What is needed: Every line of the data below that holds the string "Seattle" needs to be reported.

--- Exercise data ---

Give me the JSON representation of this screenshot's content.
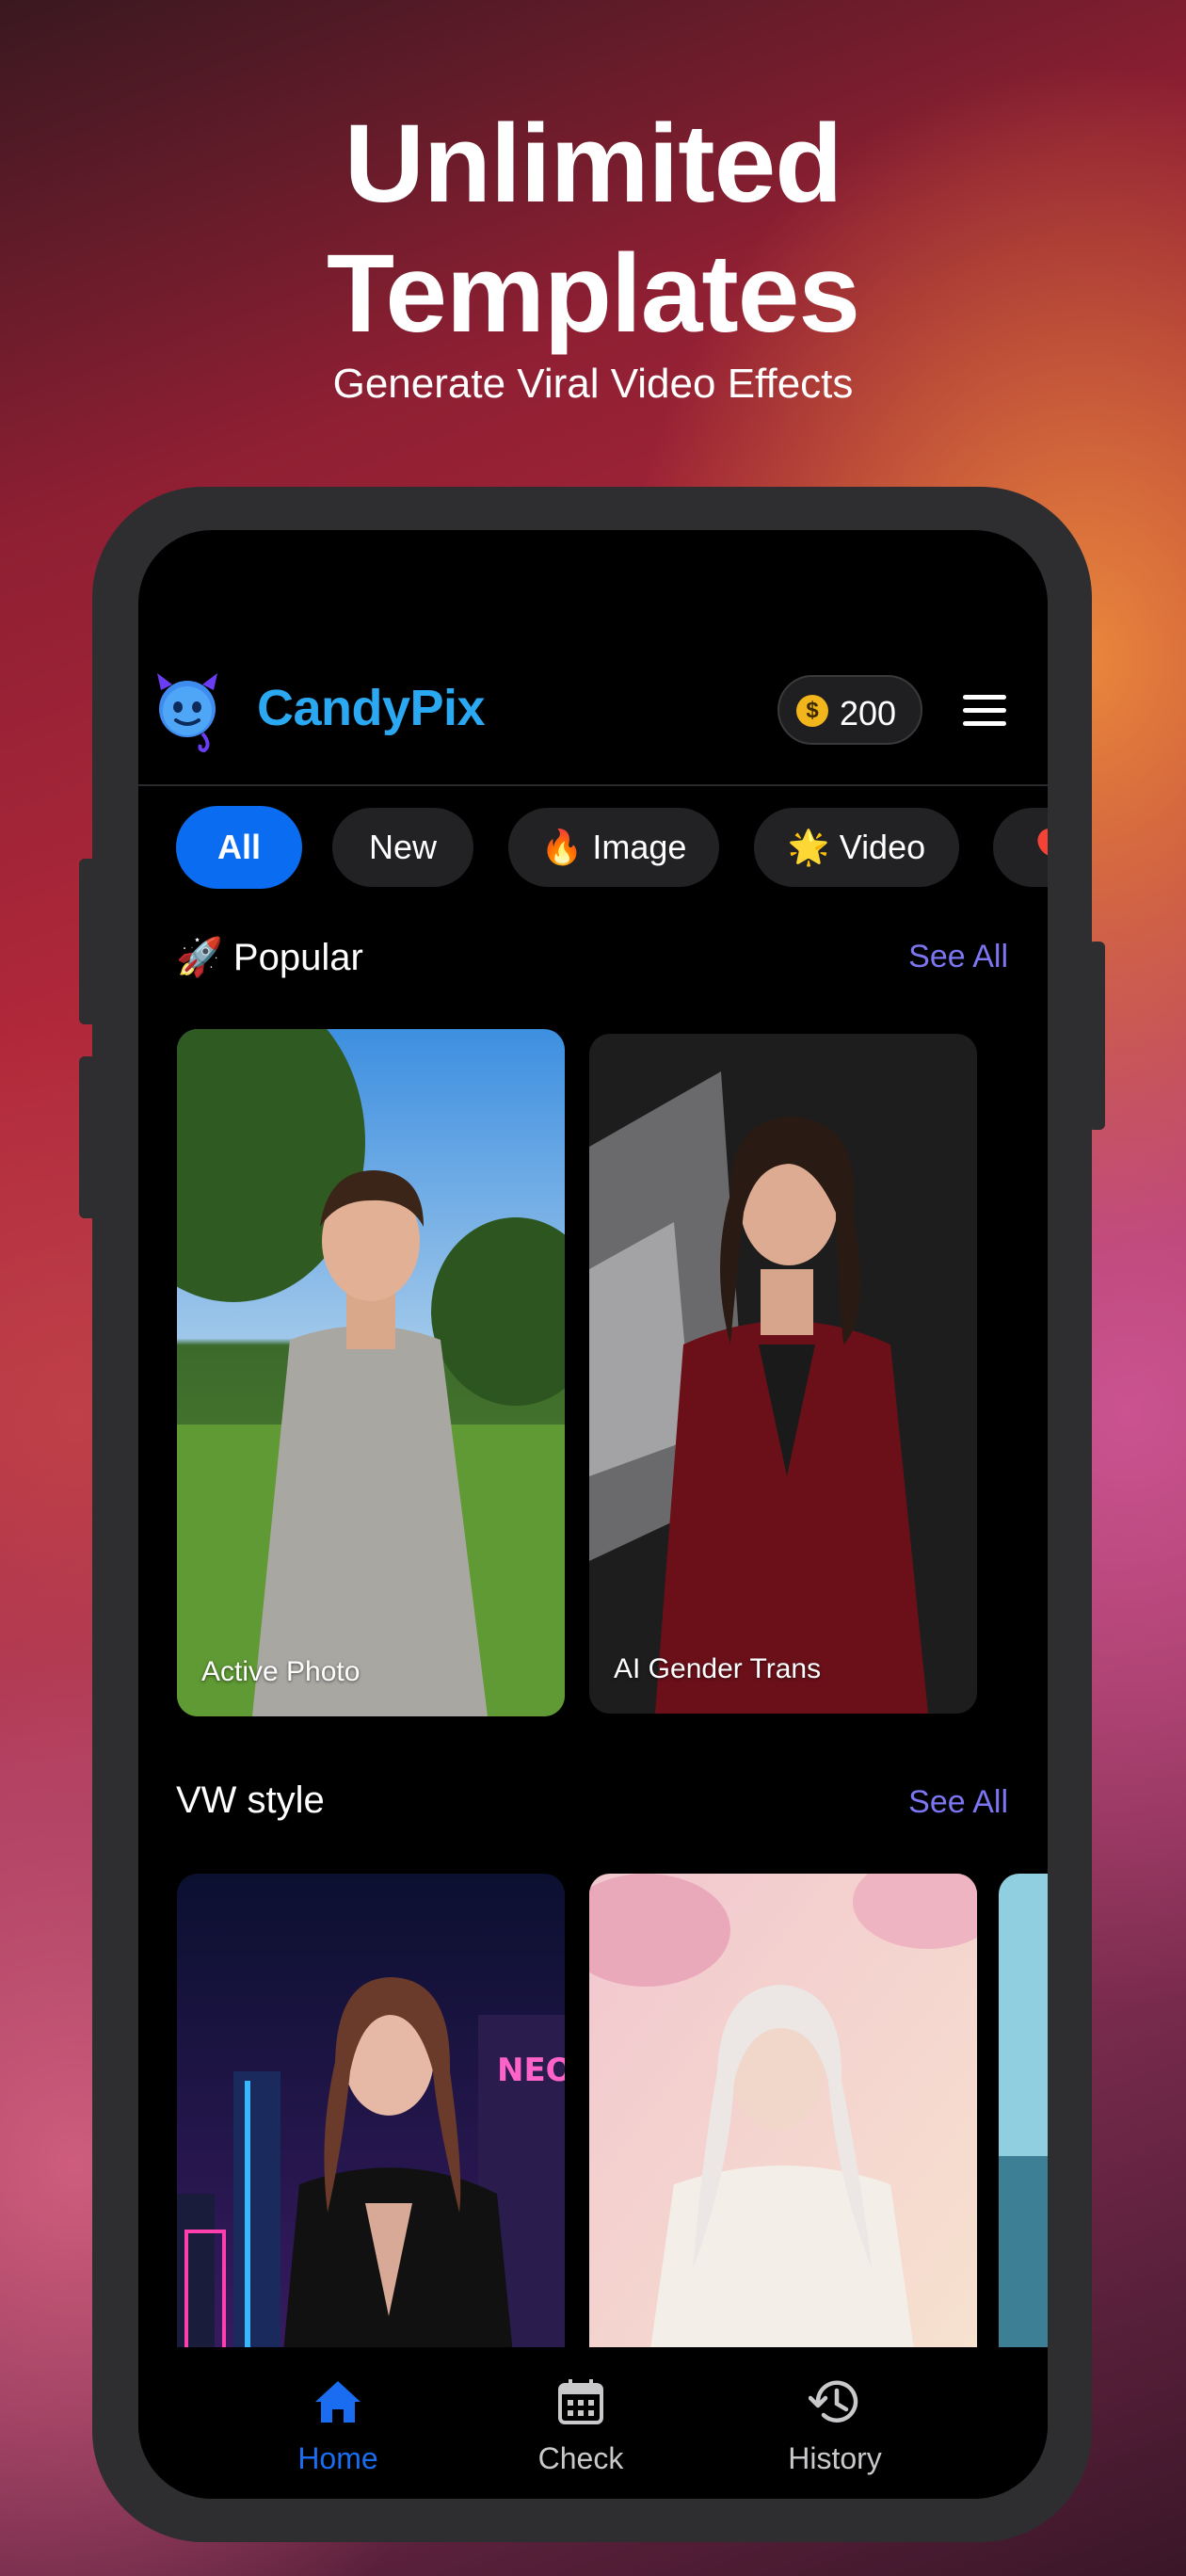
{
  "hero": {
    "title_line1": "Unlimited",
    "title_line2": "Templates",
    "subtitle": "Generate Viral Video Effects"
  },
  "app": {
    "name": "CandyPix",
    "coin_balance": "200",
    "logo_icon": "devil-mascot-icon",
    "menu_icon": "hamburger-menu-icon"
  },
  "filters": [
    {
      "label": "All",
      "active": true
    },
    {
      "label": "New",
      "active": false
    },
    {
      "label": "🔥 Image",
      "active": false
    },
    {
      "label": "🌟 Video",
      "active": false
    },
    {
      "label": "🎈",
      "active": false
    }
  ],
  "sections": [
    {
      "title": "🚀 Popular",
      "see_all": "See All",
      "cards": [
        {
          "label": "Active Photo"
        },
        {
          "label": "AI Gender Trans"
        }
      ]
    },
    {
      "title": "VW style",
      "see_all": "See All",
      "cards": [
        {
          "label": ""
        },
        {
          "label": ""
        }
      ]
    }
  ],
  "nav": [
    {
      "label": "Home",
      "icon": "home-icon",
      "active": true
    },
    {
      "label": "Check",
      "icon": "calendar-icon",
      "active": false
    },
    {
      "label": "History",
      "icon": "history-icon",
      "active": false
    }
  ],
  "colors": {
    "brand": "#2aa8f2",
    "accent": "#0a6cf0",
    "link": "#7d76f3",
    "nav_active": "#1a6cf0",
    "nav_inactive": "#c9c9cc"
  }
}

---
--- Exercise data ---

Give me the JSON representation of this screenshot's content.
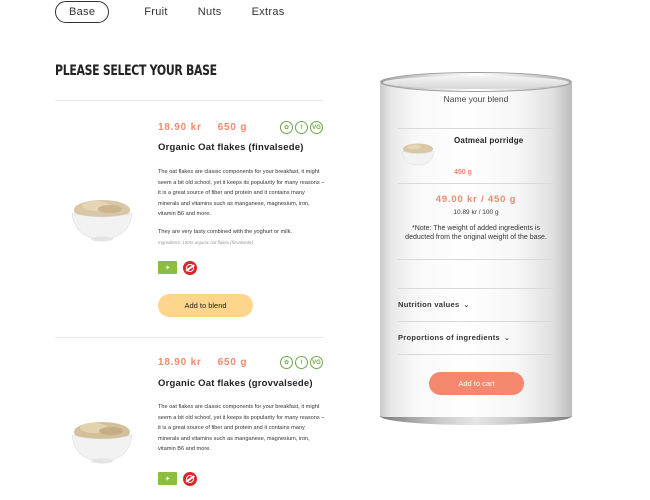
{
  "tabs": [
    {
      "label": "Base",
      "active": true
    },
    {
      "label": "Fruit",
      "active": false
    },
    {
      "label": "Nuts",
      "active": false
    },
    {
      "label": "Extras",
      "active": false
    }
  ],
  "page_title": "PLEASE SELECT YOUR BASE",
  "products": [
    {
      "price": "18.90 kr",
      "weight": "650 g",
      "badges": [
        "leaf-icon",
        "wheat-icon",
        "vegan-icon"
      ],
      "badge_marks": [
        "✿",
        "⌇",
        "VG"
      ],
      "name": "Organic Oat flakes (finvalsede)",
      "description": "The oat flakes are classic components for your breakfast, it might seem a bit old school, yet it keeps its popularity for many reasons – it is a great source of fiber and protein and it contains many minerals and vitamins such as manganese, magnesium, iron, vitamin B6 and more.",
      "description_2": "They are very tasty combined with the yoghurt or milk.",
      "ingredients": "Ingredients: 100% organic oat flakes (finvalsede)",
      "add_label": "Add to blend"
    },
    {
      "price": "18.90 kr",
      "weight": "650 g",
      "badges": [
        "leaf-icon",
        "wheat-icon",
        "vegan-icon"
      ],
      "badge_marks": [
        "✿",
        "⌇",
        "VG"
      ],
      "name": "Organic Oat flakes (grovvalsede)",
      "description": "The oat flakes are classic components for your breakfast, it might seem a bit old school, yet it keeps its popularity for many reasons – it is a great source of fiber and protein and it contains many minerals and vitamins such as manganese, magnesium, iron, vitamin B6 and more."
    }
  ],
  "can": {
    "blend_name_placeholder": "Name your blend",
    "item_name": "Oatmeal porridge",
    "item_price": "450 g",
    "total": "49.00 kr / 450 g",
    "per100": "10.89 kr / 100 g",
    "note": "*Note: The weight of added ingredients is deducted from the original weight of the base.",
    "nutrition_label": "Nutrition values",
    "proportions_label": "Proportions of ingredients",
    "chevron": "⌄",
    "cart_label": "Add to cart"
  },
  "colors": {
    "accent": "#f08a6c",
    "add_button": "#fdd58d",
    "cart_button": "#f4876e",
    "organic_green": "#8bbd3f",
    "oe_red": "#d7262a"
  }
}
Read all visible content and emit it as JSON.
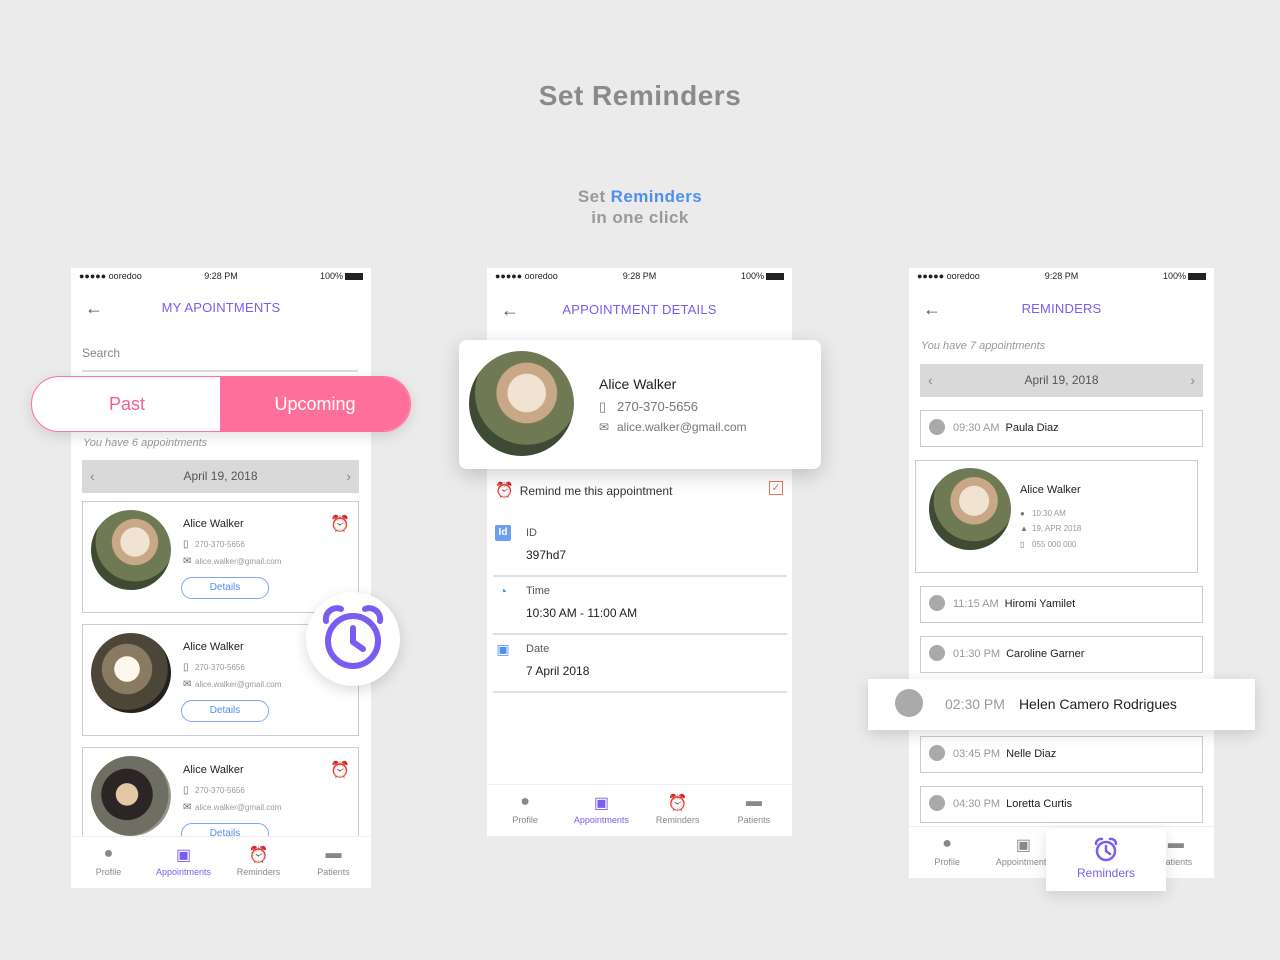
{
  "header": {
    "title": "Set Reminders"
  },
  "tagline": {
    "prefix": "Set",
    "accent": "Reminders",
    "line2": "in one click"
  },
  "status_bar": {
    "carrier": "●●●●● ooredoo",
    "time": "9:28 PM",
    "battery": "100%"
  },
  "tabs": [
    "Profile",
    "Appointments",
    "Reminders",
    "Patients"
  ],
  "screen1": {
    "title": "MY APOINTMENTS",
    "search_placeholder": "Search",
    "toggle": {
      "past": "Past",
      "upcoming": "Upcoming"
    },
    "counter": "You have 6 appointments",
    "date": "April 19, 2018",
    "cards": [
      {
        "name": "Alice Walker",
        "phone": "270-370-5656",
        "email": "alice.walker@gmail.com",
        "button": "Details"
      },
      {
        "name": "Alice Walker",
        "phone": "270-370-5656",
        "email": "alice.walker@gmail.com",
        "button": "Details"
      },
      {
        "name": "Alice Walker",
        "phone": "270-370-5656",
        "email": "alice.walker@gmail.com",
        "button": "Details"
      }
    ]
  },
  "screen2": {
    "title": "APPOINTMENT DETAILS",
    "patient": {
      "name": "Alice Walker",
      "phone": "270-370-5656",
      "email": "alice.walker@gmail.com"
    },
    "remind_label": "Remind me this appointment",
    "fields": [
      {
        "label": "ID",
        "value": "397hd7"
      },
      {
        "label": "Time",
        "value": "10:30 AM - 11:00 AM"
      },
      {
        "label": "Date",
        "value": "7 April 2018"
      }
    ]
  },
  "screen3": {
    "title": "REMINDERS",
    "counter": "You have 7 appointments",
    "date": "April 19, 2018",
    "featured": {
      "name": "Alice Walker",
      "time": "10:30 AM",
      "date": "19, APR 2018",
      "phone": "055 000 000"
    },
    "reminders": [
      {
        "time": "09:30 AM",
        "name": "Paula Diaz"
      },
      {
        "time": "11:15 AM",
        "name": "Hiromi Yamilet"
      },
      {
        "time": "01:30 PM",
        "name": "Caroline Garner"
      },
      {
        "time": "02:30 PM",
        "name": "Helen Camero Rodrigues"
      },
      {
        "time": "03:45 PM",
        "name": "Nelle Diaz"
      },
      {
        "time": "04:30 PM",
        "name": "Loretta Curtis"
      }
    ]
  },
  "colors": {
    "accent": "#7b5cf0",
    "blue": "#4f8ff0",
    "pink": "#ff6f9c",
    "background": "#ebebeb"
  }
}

---
--- Exercise data ---

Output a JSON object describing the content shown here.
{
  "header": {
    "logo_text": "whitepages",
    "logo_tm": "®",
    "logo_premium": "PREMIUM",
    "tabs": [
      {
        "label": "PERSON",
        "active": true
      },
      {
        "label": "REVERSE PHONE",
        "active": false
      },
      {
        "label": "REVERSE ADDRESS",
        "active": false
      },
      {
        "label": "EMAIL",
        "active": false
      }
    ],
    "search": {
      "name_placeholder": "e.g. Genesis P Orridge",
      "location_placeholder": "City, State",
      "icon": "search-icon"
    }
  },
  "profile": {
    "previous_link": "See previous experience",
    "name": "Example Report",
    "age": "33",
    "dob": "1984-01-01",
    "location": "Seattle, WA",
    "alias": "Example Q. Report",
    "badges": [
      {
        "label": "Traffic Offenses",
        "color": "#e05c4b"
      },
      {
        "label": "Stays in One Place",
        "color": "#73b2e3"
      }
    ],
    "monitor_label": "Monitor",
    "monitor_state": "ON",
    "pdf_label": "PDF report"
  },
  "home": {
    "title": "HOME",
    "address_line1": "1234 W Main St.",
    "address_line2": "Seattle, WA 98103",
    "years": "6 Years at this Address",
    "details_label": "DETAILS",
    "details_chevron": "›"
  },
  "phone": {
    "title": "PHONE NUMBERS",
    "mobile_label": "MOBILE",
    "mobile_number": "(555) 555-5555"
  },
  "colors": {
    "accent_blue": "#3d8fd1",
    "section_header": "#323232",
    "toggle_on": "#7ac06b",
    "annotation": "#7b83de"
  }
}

---

Task answer:
    "location": "Seattle, WA",
    "address_line2": "Seattle, WA 98103",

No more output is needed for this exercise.